__What you have to do__
Copy the rows word for word, from the line with "20, 568, 490]" to the line with "Give me the", both included.
[START Records shown]
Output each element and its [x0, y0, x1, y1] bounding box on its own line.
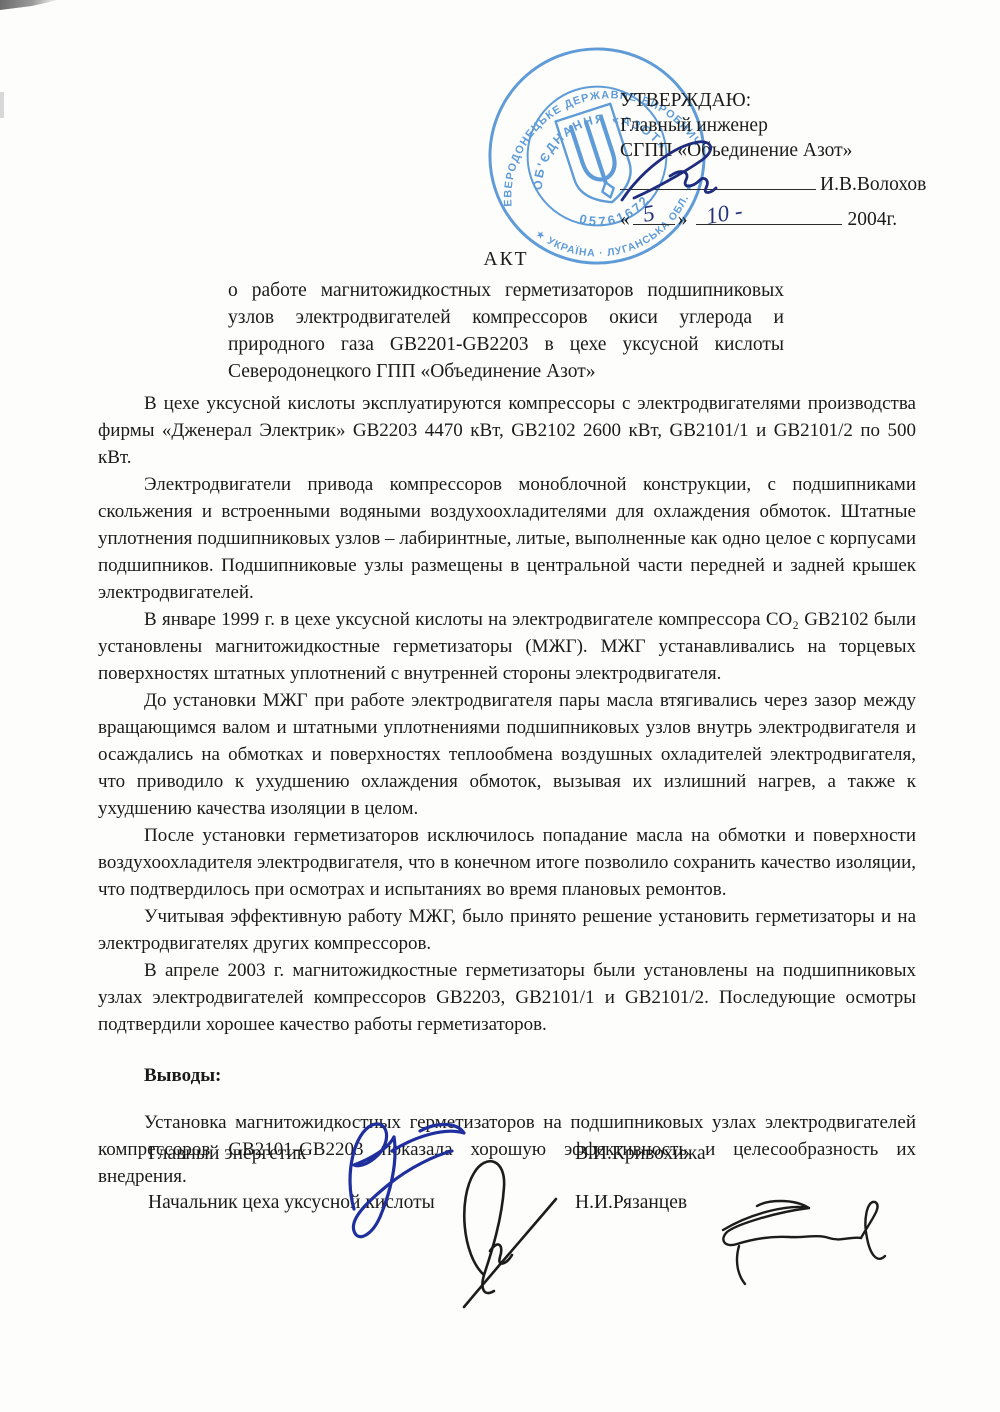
document-body: В цехе уксусной кислоты эксплуатируются …	[98, 390, 916, 1190]
document-page: СЕВЕРОДОНЕЦЬКЕ ДЕРЖАВНЕ ВИРОБНИЧЕ ОБ'ЄДН…	[0, 0, 1000, 1412]
signature-section: Главный энергетик В.И.Кривохижа Начальни…	[98, 1140, 938, 1238]
scan-artifact-edge	[0, 92, 4, 118]
body-paragraph: В цехе уксусной кислоты эксплуатируются …	[98, 390, 916, 471]
title-block: АКТ о работе магнитожидкостных герметиза…	[228, 246, 784, 385]
body-paragraph: До установки МЖГ при работе электродвига…	[98, 687, 916, 822]
signer-role: Начальник цеха уксусной кислоты	[148, 1189, 575, 1216]
quote-close: »	[678, 209, 688, 230]
signer-name: В.И.Кривохижа	[575, 1140, 706, 1167]
document-title: АКТ	[228, 246, 784, 273]
date-day-underline: 5	[633, 206, 675, 225]
body-paragraph: В январе 1999 г. в цехе уксусной кислоты…	[98, 606, 916, 687]
signature-row: Главный энергетик В.И.Кривохижа	[98, 1140, 938, 1167]
signature-underline	[620, 171, 816, 190]
conclusions-heading: Выводы:	[98, 1062, 916, 1089]
body-paragraph: Электродвигатели привода компрессоров мо…	[98, 471, 916, 606]
body-paragraph: Учитывая эффективную работу МЖГ, было пр…	[98, 903, 916, 957]
approver-name: И.В.Волохов	[820, 174, 926, 195]
body-paragraph: В апреле 2003 г. магнитожидкостные герме…	[98, 957, 916, 1038]
approval-block: УТВЕРЖДАЮ: Главный инженер СГПП «Объедин…	[620, 88, 950, 232]
handwritten-day: 5	[641, 200, 657, 227]
approval-date-line: «5»10 -2004г.	[620, 206, 950, 232]
quote-open: «	[620, 209, 630, 230]
approval-org: СГПП «Объединение Азот»	[620, 138, 950, 163]
signer-role: Главный энергетик	[148, 1140, 575, 1167]
approval-year: 2004г.	[848, 209, 898, 230]
document-subtitle: о работе магнитожидкостных герметизаторо…	[228, 277, 784, 385]
date-month-underline: 10 -	[696, 206, 842, 225]
scan-artifact-corner	[0, 0, 58, 10]
approval-heading: УТВЕРЖДАЮ:	[620, 88, 950, 113]
approval-signature-line: И.В.Волохов	[620, 171, 950, 197]
body-paragraph: После установки герметизаторов исключило…	[98, 822, 916, 903]
approval-role: Главный инженер	[620, 113, 950, 138]
signature-row: Начальник цеха уксусной кислоты Н.И.Ряза…	[98, 1189, 938, 1216]
handwritten-month: 10 -	[704, 198, 744, 229]
signer-name: Н.И.Рязанцев	[575, 1189, 687, 1216]
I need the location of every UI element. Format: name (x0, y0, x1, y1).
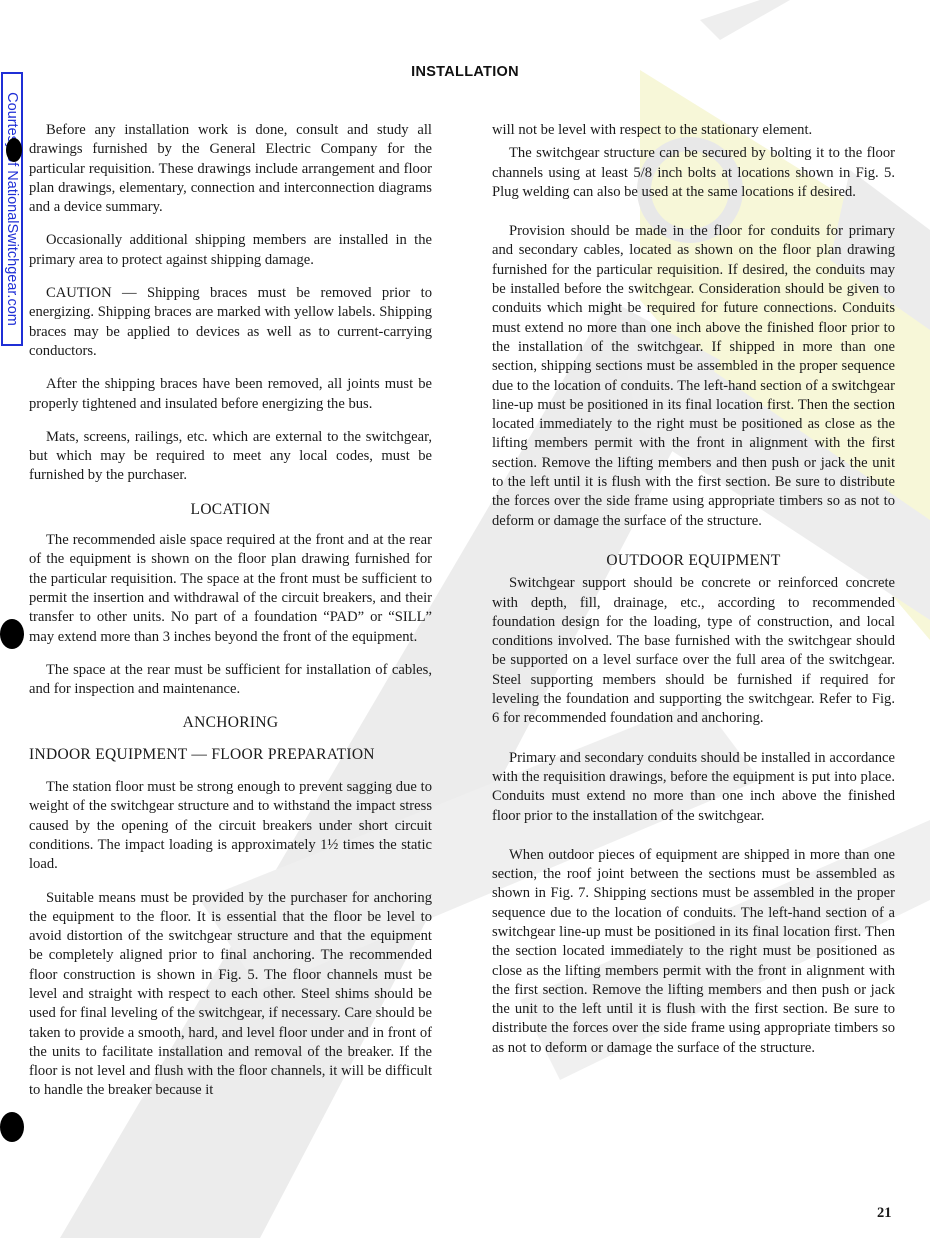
punch-hole-icon (6, 138, 22, 162)
paragraph: Occasionally additional shipping members… (29, 231, 432, 270)
paragraph: After the shipping braces have been remo… (29, 375, 432, 414)
paragraph: The station floor must be strong enough … (29, 778, 432, 874)
paragraph: The recommended aisle space required at … (29, 531, 432, 647)
courtesy-banner[interactable]: Courtesy of NationalSwitchgear.com (1, 72, 23, 346)
paragraph: Suitable means must be provided by the p… (29, 889, 432, 1101)
continued-paragraph: will not be level with respect to the st… (492, 121, 895, 140)
paragraph: Provision should be made in the floor fo… (492, 222, 895, 531)
paragraph: Before any installation work is done, co… (29, 121, 432, 217)
paragraph: When outdoor pieces of equipment are shi… (492, 846, 895, 1058)
paragraph: The space at the rear must be sufficient… (29, 661, 432, 700)
courtesy-banner-text: Courtesy of NationalSwitchgear.com (4, 92, 20, 326)
subheading-indoor-floor-preparation: INDOOR EQUIPMENT — FLOOR PREPARATION (29, 745, 432, 764)
section-heading-outdoor-equipment: OUTDOOR EQUIPMENT (492, 551, 895, 570)
paragraph: Switchgear support should be concrete or… (492, 574, 895, 728)
paragraph: The switchgear structure can be secured … (492, 144, 895, 202)
caution-paragraph: CAUTION — Shipping braces must be remove… (29, 284, 432, 361)
punch-hole-icon (0, 1112, 24, 1142)
page-number: 21 (877, 1205, 892, 1222)
section-heading-location: LOCATION (29, 500, 432, 519)
right-column: will not be level with respect to the st… (492, 121, 895, 1058)
page-header: INSTALLATION (0, 64, 930, 80)
paragraph: Primary and secondary conduits should be… (492, 749, 895, 826)
paragraph: Mats, screens, railings, etc. which are … (29, 428, 432, 486)
left-column: Before any installation work is done, co… (29, 121, 432, 1101)
punch-hole-icon (0, 619, 24, 649)
section-heading-anchoring: ANCHORING (29, 713, 432, 732)
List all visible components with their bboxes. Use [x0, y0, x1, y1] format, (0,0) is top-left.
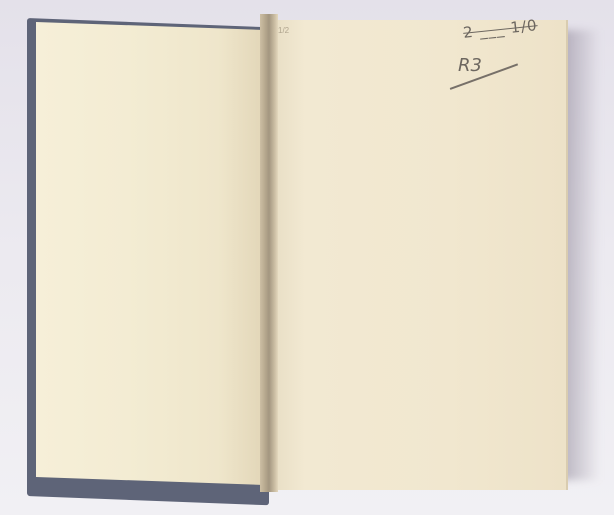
right-flyleaf	[276, 20, 568, 490]
pencil-note: R3	[458, 55, 482, 76]
book-gutter	[260, 14, 278, 492]
corner-pencil-mark: 1/2	[278, 26, 289, 35]
left-endpaper	[36, 22, 264, 485]
book-photo: 1/2 2 ___ 1/0 R3	[0, 0, 614, 515]
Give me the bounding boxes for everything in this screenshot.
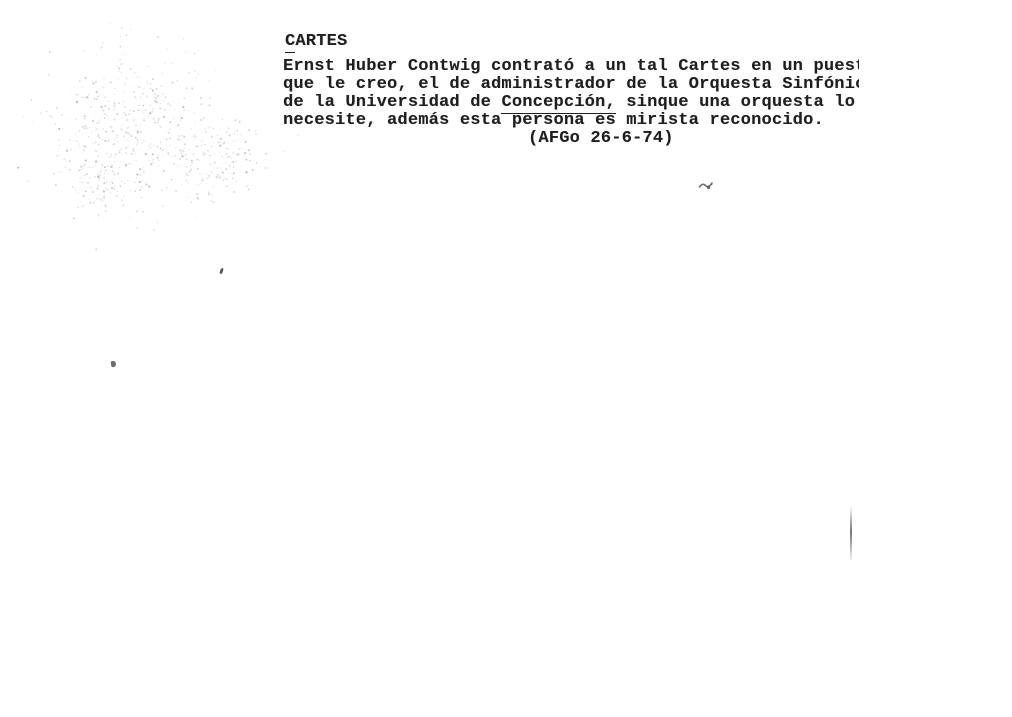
document-title: CARTES: [285, 32, 347, 51]
paragraph-line-3: de la Universidad de Concepción, sinque …: [283, 94, 859, 112]
line3-pre-text: de la Universidad de: [283, 93, 501, 112]
title-rest: ARTES: [295, 32, 347, 51]
vertical-scratch-artifact: [850, 506, 852, 562]
ink-speck-small: [219, 268, 223, 274]
paragraph-line-2: que le creo, el de administrador de la O…: [283, 76, 859, 94]
ink-speck-comma: [111, 361, 117, 368]
citation-line: (AFGo 26-6-74): [283, 130, 859, 148]
title-first-letter: C: [285, 32, 295, 53]
scanner-noise-speckle: [0, 0, 320, 260]
line3-post-text: sinque una orquesta lo: [616, 93, 855, 112]
paragraph-line-4: necesite, además esta persona es mirista…: [283, 112, 859, 130]
document-paragraph: Ernst Huber Contwig contrató a un tal Ca…: [283, 58, 859, 148]
paragraph-line-1: Ernst Huber Contwig contrató a un tal Ca…: [283, 58, 859, 76]
scanned-document-page: CARTES Ernst Huber Contwig contrató a un…: [0, 0, 1012, 717]
ink-smudge-mark: [698, 179, 716, 193]
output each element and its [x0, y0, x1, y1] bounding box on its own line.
[END Records shown]
__Written answer__
right-flyleaf	[276, 20, 568, 490]
pencil-note: R3	[458, 55, 482, 76]
book-gutter	[260, 14, 278, 492]
corner-pencil-mark: 1/2	[278, 26, 289, 35]
left-endpaper	[36, 22, 264, 485]
book-photo: 1/2 2 ___ 1/0 R3	[0, 0, 614, 515]
Give me the bounding boxes for everything in this screenshot.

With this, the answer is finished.